Requirement:
Copy the records below exactly as they appear.

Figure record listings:
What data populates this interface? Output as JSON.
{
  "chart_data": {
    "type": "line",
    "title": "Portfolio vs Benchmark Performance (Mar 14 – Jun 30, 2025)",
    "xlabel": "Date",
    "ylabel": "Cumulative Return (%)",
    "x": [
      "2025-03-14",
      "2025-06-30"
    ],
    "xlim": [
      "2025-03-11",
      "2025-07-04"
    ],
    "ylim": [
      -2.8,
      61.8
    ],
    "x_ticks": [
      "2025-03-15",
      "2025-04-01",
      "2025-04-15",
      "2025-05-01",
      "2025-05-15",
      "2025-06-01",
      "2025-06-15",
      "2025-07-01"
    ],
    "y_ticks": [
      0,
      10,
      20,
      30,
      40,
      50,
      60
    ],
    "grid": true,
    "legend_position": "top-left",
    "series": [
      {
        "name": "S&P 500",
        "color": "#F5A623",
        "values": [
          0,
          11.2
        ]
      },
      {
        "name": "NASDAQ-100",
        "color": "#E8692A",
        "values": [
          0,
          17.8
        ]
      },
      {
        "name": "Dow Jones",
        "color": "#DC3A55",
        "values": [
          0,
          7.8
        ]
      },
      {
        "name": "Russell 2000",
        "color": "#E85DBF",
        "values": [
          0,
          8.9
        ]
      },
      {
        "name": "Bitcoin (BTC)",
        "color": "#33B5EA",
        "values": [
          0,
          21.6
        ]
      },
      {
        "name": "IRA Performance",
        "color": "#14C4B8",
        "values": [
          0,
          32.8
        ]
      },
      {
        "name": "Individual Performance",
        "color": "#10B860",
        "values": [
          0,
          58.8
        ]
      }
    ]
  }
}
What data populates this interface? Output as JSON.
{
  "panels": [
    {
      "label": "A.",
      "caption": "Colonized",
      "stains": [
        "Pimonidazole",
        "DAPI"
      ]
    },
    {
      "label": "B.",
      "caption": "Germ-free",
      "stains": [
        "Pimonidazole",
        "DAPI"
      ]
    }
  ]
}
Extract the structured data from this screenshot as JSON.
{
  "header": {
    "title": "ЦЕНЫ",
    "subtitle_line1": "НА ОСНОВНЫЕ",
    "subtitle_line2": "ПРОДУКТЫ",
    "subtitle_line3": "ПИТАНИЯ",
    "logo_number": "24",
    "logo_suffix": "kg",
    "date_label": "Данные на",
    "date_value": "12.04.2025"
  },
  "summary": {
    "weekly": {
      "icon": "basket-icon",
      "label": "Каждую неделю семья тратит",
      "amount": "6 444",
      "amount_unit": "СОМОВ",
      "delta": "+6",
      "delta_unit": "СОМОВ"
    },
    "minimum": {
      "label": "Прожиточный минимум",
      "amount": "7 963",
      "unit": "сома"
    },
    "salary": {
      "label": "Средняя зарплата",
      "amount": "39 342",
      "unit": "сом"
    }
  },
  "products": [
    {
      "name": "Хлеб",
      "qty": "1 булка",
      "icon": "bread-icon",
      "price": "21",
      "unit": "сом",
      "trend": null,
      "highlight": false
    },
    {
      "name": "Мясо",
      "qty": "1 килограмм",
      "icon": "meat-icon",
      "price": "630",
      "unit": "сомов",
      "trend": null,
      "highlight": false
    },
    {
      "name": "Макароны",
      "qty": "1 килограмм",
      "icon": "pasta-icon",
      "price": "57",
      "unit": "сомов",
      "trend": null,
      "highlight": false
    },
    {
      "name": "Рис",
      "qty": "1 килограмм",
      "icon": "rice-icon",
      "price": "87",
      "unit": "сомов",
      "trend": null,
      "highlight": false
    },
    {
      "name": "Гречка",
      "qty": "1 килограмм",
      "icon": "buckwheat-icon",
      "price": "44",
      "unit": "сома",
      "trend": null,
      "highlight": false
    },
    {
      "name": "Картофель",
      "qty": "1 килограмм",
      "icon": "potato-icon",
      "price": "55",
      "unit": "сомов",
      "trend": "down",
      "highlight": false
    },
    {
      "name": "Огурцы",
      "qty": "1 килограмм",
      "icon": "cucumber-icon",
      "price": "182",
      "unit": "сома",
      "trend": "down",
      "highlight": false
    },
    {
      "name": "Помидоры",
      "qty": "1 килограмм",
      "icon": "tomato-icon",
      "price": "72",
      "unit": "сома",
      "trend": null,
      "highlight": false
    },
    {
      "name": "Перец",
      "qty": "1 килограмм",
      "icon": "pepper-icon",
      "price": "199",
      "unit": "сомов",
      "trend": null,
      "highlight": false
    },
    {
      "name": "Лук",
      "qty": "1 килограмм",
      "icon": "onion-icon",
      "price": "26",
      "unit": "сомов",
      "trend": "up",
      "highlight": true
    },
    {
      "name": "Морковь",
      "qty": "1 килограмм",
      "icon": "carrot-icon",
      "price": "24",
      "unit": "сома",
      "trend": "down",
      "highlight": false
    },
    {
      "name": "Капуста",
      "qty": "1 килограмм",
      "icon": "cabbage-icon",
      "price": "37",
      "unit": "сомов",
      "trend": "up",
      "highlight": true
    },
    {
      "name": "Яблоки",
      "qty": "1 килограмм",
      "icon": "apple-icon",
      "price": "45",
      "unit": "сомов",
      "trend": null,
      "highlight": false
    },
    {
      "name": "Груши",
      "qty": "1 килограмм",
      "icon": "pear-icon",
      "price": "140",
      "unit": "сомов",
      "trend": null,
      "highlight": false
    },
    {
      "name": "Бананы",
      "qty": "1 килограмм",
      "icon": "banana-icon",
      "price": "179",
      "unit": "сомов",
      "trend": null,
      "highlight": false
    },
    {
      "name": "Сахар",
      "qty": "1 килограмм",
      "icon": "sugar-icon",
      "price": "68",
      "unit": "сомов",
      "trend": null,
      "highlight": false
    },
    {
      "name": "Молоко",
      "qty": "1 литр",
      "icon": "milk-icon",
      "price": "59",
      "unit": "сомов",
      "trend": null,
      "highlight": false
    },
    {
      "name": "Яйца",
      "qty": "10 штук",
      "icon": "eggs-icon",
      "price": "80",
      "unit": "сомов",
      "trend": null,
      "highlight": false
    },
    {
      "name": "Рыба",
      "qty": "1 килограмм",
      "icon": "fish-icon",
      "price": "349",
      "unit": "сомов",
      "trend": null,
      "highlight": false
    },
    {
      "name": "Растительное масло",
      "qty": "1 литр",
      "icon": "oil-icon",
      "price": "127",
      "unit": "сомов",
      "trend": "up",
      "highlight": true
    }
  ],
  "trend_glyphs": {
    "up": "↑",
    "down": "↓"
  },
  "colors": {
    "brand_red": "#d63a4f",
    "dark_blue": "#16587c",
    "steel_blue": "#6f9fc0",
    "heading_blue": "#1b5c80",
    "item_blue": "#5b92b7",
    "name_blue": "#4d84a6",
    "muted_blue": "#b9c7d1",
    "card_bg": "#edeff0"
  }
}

Written solution:
What data populates this interface? Output as JSON.
{
  "chart_data": {
    "type": "line",
    "title": "Portfolio vs Benchmark Performance (Mar 14 – Jun 30, 2025)",
    "xlabel": "Date",
    "ylabel": "Cumulative Return (%)",
    "x": [
      "2025-03-14",
      "2025-06-30"
    ],
    "xlim": [
      "2025-03-11",
      "2025-07-04"
    ],
    "ylim": [
      -2.8,
      61.8
    ],
    "x_ticks": [
      "2025-03-15",
      "2025-04-01",
      "2025-04-15",
      "2025-05-01",
      "2025-05-15",
      "2025-06-01",
      "2025-06-15",
      "2025-07-01"
    ],
    "y_ticks": [
      0,
      10,
      20,
      30,
      40,
      50,
      60
    ],
    "grid": true,
    "legend_position": "top-left",
    "series": [
      {
        "name": "S&P 500",
        "color": "#F5A623",
        "values": [
          0,
          11.2
        ]
      },
      {
        "name": "NASDAQ-100",
        "color": "#E8692A",
        "values": [
          0,
          17.8
        ]
      },
      {
        "name": "Dow Jones",
        "color": "#DC3A55",
        "values": [
          0,
          7.8
        ]
      },
      {
        "name": "Russell 2000",
        "color": "#E85DBF",
        "values": [
          0,
          8.9
        ]
      },
      {
        "name": "Bitcoin (BTC)",
        "color": "#33B5EA",
        "values": [
          0,
          21.6
        ]
      },
      {
        "name": "IRA Performance",
        "color": "#14C4B8",
        "values": [
          0,
          32.8
        ]
      },
      {
        "name": "Individual Performance",
        "color": "#10B860",
        "values": [
          0,
          58.8
        ]
      }
    ]
  }
}
What data populates this interface? Output as JSON.
{
  "panels": [
    {
      "label": "A.",
      "caption": "Colonized",
      "stains": [
        "Pimonidazole",
        "DAPI"
      ]
    },
    {
      "label": "B.",
      "caption": "Germ-free",
      "stains": [
        "Pimonidazole",
        "DAPI"
      ]
    }
  ]
}
Extract the structured data from this screenshot as JSON.
{
  "header": {
    "title": "ЦЕНЫ",
    "subtitle_line1": "НА ОСНОВНЫЕ",
    "subtitle_line2": "ПРОДУКТЫ",
    "subtitle_line3": "ПИТАНИЯ",
    "logo_number": "24",
    "logo_suffix": "kg",
    "date_label": "Данные на",
    "date_value": "12.04.2025"
  },
  "summary": {
    "weekly": {
      "icon": "basket-icon",
      "label": "Каждую неделю семья тратит",
      "amount": "6 444",
      "amount_unit": "СОМОВ",
      "delta": "+6",
      "delta_unit": "СОМОВ"
    },
    "minimum": {
      "label": "Прожиточный минимум",
      "amount": "7 963",
      "unit": "сома"
    },
    "salary": {
      "label": "Средняя зарплата",
      "amount": "39 342",
      "unit": "сом"
    }
  },
  "products": [
    {
      "name": "Хлеб",
      "qty": "1 булка",
      "icon": "bread-icon",
      "price": "21",
      "unit": "сом",
      "trend": null,
      "highlight": false
    },
    {
      "name": "Мясо",
      "qty": "1 килограмм",
      "icon": "meat-icon",
      "price": "630",
      "unit": "сомов",
      "trend": null,
      "highlight": false
    },
    {
      "name": "Макароны",
      "qty": "1 килограмм",
      "icon": "pasta-icon",
      "price": "57",
      "unit": "сомов",
      "trend": null,
      "highlight": false
    },
    {
      "name": "Рис",
      "qty": "1 килограмм",
      "icon": "rice-icon",
      "price": "87",
      "unit": "сомов",
      "trend": null,
      "highlight": false
    },
    {
      "name": "Гречка",
      "qty": "1 килограмм",
      "icon": "buckwheat-icon",
      "price": "44",
      "unit": "сома",
      "trend": null,
      "highlight": false
    },
    {
      "name": "Картофель",
      "qty": "1 килограмм",
      "icon": "potato-icon",
      "price": "55",
      "unit": "сомов",
      "trend": "down",
      "highlight": false
    },
    {
      "name": "Огурцы",
      "qty": "1 килограмм",
      "icon": "cucumber-icon",
      "price": "182",
      "unit": "сома",
      "trend": "down",
      "highlight": false
    },
    {
      "name": "Помидоры",
      "qty": "1 килограмм",
      "icon": "tomato-icon",
      "price": "72",
      "unit": "сома",
      "trend": null,
      "highlight": false
    },
    {
      "name": "Перец",
      "qty": "1 килограмм",
      "icon": "pepper-icon",
      "price": "199",
      "unit": "сомов",
      "trend": null,
      "highlight": false
    },
    {
      "name": "Лук",
      "qty": "1 килограмм",
      "icon": "onion-icon",
      "price": "26",
      "unit": "сомов",
      "trend": "up",
      "highlight": true
    },
    {
      "name": "Морковь",
      "qty": "1 килограмм",
      "icon": "carrot-icon",
      "price": "24",
      "unit": "сома",
      "trend": "down",
      "highlight": false
    },
    {
      "name": "Капуста",
      "qty": "1 килограмм",
      "icon": "cabbage-icon",
      "price": "37",
      "unit": "сомов",
      "trend": "up",
      "highlight": true
    },
    {
      "name": "Яблоки",
      "qty": "1 килограмм",
      "icon": "apple-icon",
      "price": "45",
      "unit": "сомов",
      "trend": null,
      "highlight": false
    },
    {
      "name": "Груши",
      "qty": "1 килограмм",
      "icon": "pear-icon",
      "price": "140",
      "unit": "сомов",
      "trend": null,
      "highlight": false
    },
    {
      "name": "Бананы",
      "qty": "1 килограмм",
      "icon": "banana-icon",
      "price": "179",
      "unit": "сомов",
      "trend": null,
      "highlight": false
    },
    {
      "name": "Сахар",
      "qty": "1 килограмм",
      "icon": "sugar-icon",
      "price": "68",
      "unit": "сомов",
      "trend": null,
      "highlight": false
    },
    {
      "name": "Молоко",
      "qty": "1 литр",
      "icon": "milk-icon",
      "price": "59",
      "unit": "сомов",
      "trend": null,
      "highlight": false
    },
    {
      "name": "Яйца",
      "qty": "10 штук",
      "icon": "eggs-icon",
      "price": "80",
      "unit": "сомов",
      "trend": null,
      "highlight": false
    },
    {
      "name": "Рыба",
      "qty": "1 килограмм",
      "icon": "fish-icon",
      "price": "349",
      "unit": "сомов",
      "trend": null,
      "highlight": false
    },
    {
      "name": "Растительное масло",
      "qty": "1 литр",
      "icon": "oil-icon",
      "price": "127",
      "unit": "сомов",
      "trend": "up",
      "highlight": true
    }
  ],
  "trend_glyphs": {
    "up": "↑",
    "down": "↓"
  },
  "colors": {
    "brand_red": "#d63a4f",
    "dark_blue": "#16587c",
    "steel_blue": "#6f9fc0",
    "heading_blue": "#1b5c80",
    "item_blue": "#5b92b7",
    "name_blue": "#4d84a6",
    "muted_blue": "#b9c7d1",
    "card_bg": "#edeff0"
  }
}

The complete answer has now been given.